Data records –
———

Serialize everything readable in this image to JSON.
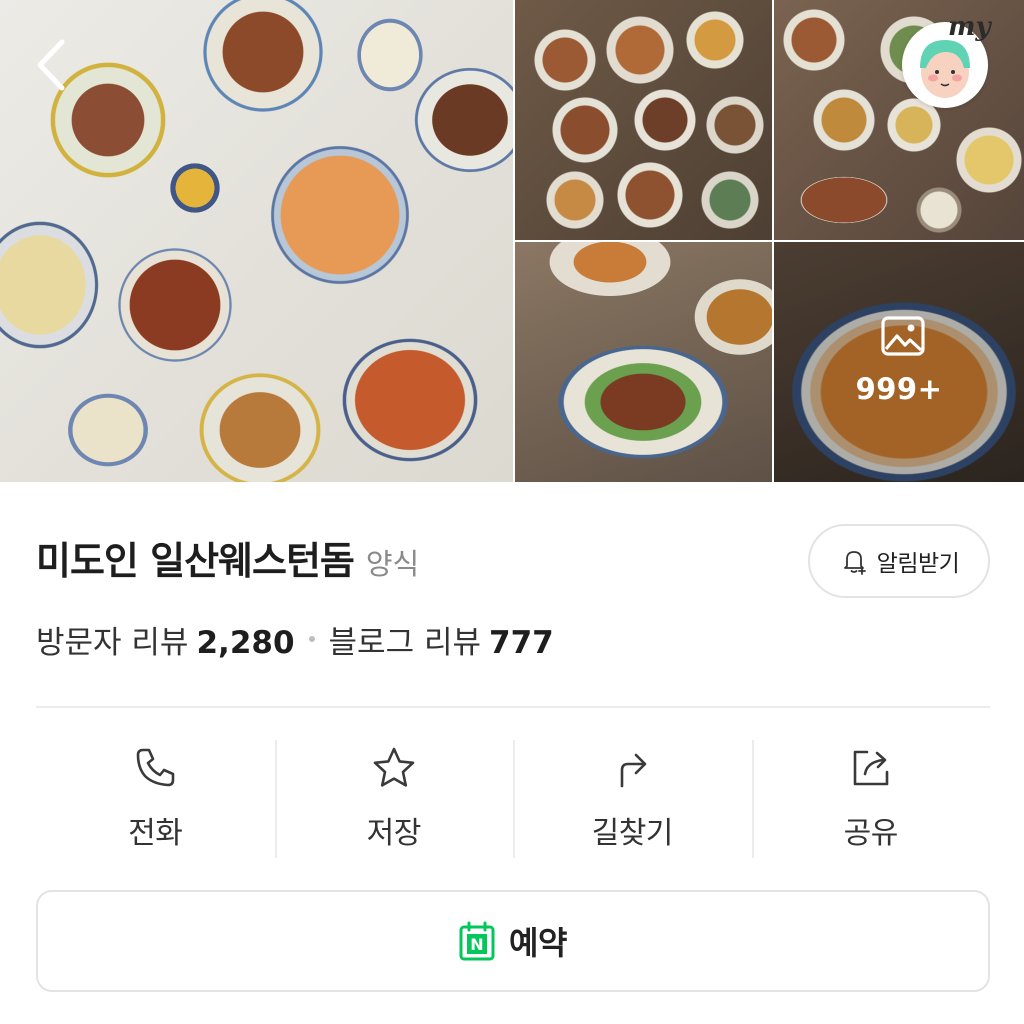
{
  "gallery": {
    "more_count": "999+"
  },
  "my_badge": "my",
  "place": {
    "name": "미도인 일산웨스턴돔",
    "category": "양식"
  },
  "alert_button": {
    "label": "알림받기"
  },
  "reviews": {
    "visitor_label": "방문자 리뷰",
    "visitor_count": "2,280",
    "blog_label": "블로그 리뷰",
    "blog_count": "777"
  },
  "actions": [
    {
      "label": "전화",
      "icon": "phone-icon"
    },
    {
      "label": "저장",
      "icon": "star-icon"
    },
    {
      "label": "길찾기",
      "icon": "directions-icon"
    },
    {
      "label": "공유",
      "icon": "share-icon"
    }
  ],
  "reserve": {
    "label": "예약",
    "icon": "naver-booking-icon",
    "icon_letter": "N"
  },
  "colors": {
    "brand_green": "#03c75a",
    "text_primary": "#1e1e1e",
    "text_secondary": "#8a8a8a",
    "border": "#e3e3e3"
  }
}
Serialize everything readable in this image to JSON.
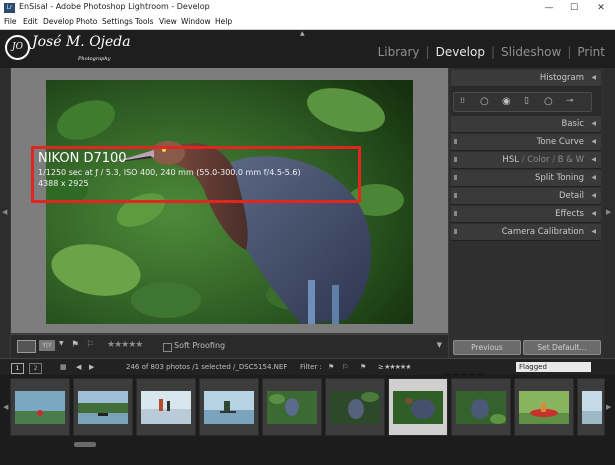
{
  "window": {
    "title": "EnSisal - Adobe Photoshop Lightroom - Develop",
    "icon_label": "Lr",
    "minimize_glyph": "—",
    "maximize_glyph": "☐",
    "close_glyph": "✕"
  },
  "menu": [
    "File",
    "Edit",
    "Develop",
    "Photo",
    "Settings",
    "Tools",
    "View",
    "Window",
    "Help"
  ],
  "identity_plate": {
    "monogram": "JO",
    "name": "José M. Ojeda",
    "tagline": "Photography"
  },
  "modules": [
    "Library",
    "Develop",
    "Slideshow",
    "Print"
  ],
  "active_module": "Develop",
  "photo_info": {
    "camera": "NIKON D7100",
    "exposure": "1/1250 sec at ƒ / 5.3, ISO 400, 240 mm (55.0-300.0 mm f/4.5-5.6)",
    "dimensions": "4388 x 2925"
  },
  "toolbar": {
    "yy_label": "Y|Y",
    "stars": "★★★★★",
    "soft_proofing": "Soft Proofing"
  },
  "right_panel": {
    "histogram": "Histogram",
    "basic": "Basic",
    "tone_curve": "Tone Curve",
    "hsl": {
      "hsl": "HSL",
      "sep": "/",
      "color": "Color",
      "bw": "B & W"
    },
    "split_toning": "Split Toning",
    "detail": "Detail",
    "effects": "Effects",
    "camera_calibration": "Camera Calibration",
    "previous_button": "Previous",
    "set_default_button": "Set Default..."
  },
  "filmstrip": {
    "view1": "1",
    "view2": "2",
    "count_text": "246 of 803 photos /1 selected /_DSC5154.NEF",
    "filter_label": "Filter :",
    "flag_filter": "Flagged",
    "thumb_count": 10,
    "selected_index": 6
  },
  "colors": {
    "accent_highlight": "#e0261f",
    "panel_bg": "#2f2f2f",
    "canvas_bg": "#7d7d7d"
  }
}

———

Task instructions – Return the listing above unchanged, apart from dropping its pictures.

Full solution –
Serialize everything readable in this image to JSON.
{
  "gallery": {
    "more_count": "999+"
  },
  "my_badge": "my",
  "place": {
    "name": "미도인 일산웨스턴돔",
    "category": "양식"
  },
  "alert_button": {
    "label": "알림받기"
  },
  "reviews": {
    "visitor_label": "방문자 리뷰",
    "visitor_count": "2,280",
    "blog_label": "블로그 리뷰",
    "blog_count": "777"
  },
  "actions": [
    {
      "label": "전화",
      "icon": "phone-icon"
    },
    {
      "label": "저장",
      "icon": "star-icon"
    },
    {
      "label": "길찾기",
      "icon": "directions-icon"
    },
    {
      "label": "공유",
      "icon": "share-icon"
    }
  ],
  "reserve": {
    "label": "예약",
    "icon": "naver-booking-icon",
    "icon_letter": "N"
  },
  "colors": {
    "brand_green": "#03c75a",
    "text_primary": "#1e1e1e",
    "text_secondary": "#8a8a8a",
    "border": "#e3e3e3"
  }
}
Serialize everything readable in this image to JSON.
{
  "window": {
    "title": "EnSisal - Adobe Photoshop Lightroom - Develop",
    "icon_label": "Lr",
    "minimize_glyph": "—",
    "maximize_glyph": "☐",
    "close_glyph": "✕"
  },
  "menu": [
    "File",
    "Edit",
    "Develop",
    "Photo",
    "Settings",
    "Tools",
    "View",
    "Window",
    "Help"
  ],
  "identity_plate": {
    "monogram": "JO",
    "name": "José M. Ojeda",
    "tagline": "Photography"
  },
  "modules": [
    "Library",
    "Develop",
    "Slideshow",
    "Print"
  ],
  "active_module": "Develop",
  "photo_info": {
    "camera": "NIKON D7100",
    "exposure": "1/1250 sec at ƒ / 5.3, ISO 400, 240 mm (55.0-300.0 mm f/4.5-5.6)",
    "dimensions": "4388 x 2925"
  },
  "toolbar": {
    "yy_label": "Y|Y",
    "stars": "★★★★★",
    "soft_proofing": "Soft Proofing"
  },
  "right_panel": {
    "histogram": "Histogram",
    "basic": "Basic",
    "tone_curve": "Tone Curve",
    "hsl": {
      "hsl": "HSL",
      "sep": "/",
      "color": "Color",
      "bw": "B & W"
    },
    "split_toning": "Split Toning",
    "detail": "Detail",
    "effects": "Effects",
    "camera_calibration": "Camera Calibration",
    "previous_button": "Previous",
    "set_default_button": "Set Default..."
  },
  "filmstrip": {
    "view1": "1",
    "view2": "2",
    "count_text": "246 of 803 photos /1 selected /_DSC5154.NEF",
    "filter_label": "Filter :",
    "flag_filter": "Flagged",
    "thumb_count": 10,
    "selected_index": 6
  },
  "colors": {
    "accent_highlight": "#e0261f",
    "panel_bg": "#2f2f2f",
    "canvas_bg": "#7d7d7d"
  }
}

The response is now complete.